What the task requires: For every line in the records that has the word "Tonopah", make a copy.

═════ Records to process ═════

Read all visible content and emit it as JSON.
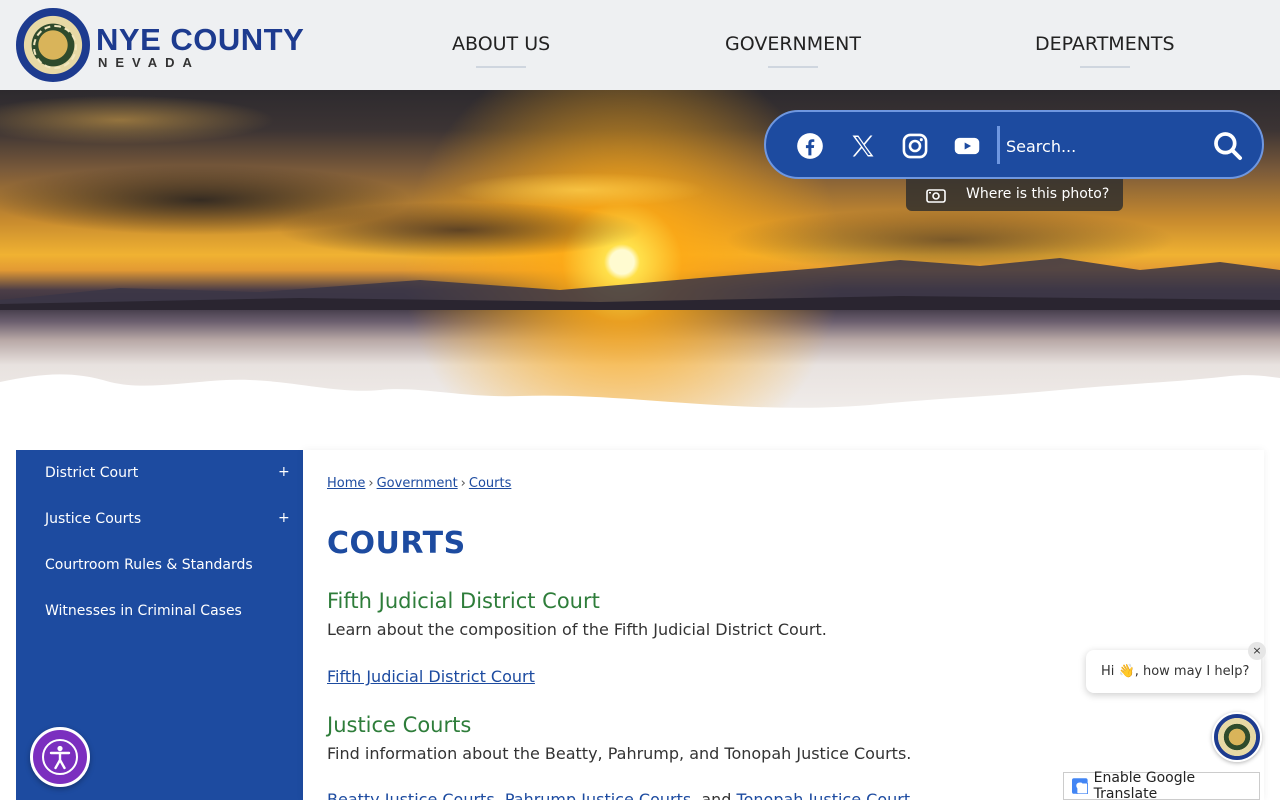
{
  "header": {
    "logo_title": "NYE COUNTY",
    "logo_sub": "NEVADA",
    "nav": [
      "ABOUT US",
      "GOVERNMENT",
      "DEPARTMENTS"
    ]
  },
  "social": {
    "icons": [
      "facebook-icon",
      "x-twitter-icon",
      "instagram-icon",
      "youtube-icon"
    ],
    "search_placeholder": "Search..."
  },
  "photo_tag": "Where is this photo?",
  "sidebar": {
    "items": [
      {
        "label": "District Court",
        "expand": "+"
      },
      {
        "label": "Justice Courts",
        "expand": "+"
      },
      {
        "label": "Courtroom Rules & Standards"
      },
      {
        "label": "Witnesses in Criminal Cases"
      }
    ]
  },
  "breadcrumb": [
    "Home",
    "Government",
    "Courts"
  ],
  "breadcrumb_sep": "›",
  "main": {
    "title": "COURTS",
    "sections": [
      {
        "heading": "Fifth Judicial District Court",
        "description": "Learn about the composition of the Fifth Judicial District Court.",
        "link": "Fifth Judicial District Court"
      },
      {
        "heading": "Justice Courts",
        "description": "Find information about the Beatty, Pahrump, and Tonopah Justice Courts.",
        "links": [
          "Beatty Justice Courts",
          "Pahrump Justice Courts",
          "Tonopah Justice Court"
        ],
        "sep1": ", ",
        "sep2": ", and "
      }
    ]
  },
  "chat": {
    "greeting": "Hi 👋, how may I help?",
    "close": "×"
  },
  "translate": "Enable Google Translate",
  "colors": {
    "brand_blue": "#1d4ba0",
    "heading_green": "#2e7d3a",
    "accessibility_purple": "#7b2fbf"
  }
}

═════
═════ Records to process ═════

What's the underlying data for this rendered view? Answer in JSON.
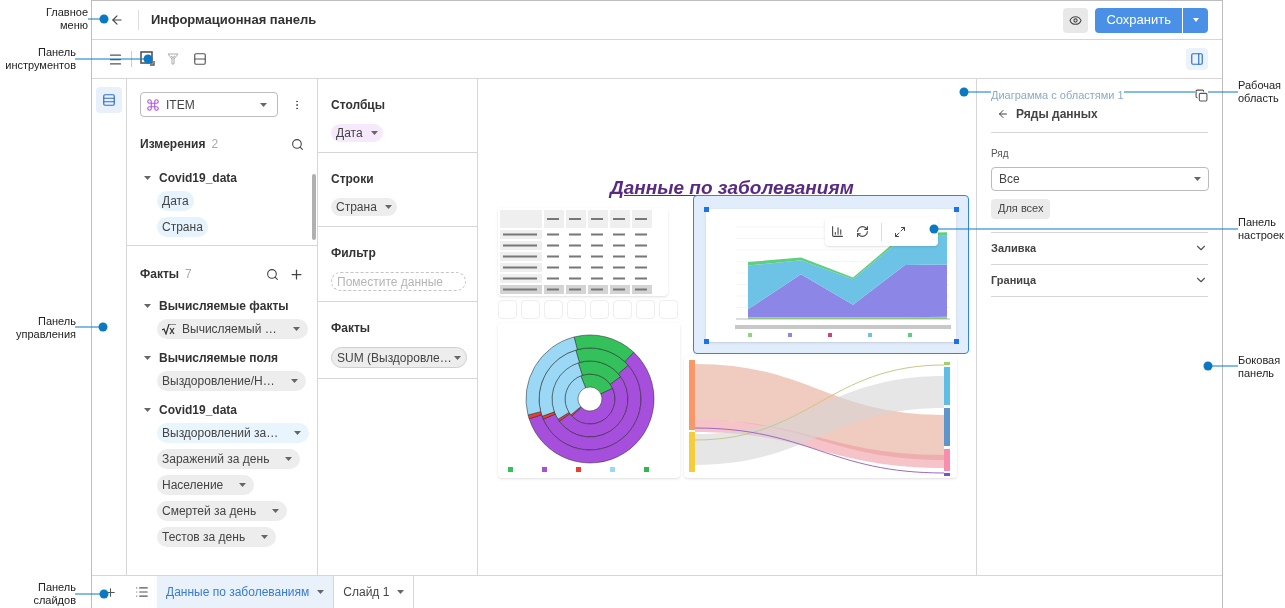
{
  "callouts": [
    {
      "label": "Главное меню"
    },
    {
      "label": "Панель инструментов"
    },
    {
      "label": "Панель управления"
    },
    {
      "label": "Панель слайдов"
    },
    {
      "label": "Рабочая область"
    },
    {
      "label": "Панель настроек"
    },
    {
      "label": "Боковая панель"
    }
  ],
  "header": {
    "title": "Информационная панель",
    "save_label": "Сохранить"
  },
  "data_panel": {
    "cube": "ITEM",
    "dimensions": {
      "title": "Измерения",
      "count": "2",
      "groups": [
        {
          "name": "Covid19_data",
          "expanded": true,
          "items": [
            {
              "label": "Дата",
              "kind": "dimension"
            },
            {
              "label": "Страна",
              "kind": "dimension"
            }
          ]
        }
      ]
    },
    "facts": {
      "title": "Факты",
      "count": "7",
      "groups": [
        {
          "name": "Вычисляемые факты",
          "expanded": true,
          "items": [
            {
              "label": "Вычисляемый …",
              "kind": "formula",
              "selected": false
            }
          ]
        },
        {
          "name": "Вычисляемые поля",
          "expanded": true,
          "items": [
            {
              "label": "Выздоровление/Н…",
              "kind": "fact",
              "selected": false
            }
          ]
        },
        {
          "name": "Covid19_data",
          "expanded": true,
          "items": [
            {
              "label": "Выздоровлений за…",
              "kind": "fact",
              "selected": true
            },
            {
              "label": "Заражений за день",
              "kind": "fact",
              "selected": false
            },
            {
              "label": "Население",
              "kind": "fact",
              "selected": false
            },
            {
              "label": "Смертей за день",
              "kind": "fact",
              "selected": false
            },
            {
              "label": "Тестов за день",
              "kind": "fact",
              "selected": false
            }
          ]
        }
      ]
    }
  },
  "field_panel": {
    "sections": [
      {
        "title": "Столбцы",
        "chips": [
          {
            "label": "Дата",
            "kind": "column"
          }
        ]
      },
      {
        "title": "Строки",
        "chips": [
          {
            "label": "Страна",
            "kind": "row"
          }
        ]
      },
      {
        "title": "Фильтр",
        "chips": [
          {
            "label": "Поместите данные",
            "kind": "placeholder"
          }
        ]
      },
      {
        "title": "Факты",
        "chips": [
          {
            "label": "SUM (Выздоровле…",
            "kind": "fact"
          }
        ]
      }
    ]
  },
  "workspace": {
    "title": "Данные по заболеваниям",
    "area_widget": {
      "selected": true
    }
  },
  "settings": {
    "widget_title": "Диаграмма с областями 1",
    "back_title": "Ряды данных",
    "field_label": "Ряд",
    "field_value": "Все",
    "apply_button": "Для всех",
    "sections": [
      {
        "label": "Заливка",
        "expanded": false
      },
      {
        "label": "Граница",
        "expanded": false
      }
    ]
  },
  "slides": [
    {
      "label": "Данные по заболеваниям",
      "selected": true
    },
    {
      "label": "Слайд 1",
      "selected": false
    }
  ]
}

═════

Answer for this exercise:
        "description": "Find information about the Beatty, Pahrump, and Tonopah Justice Courts.",
          "Tonopah Justice Court"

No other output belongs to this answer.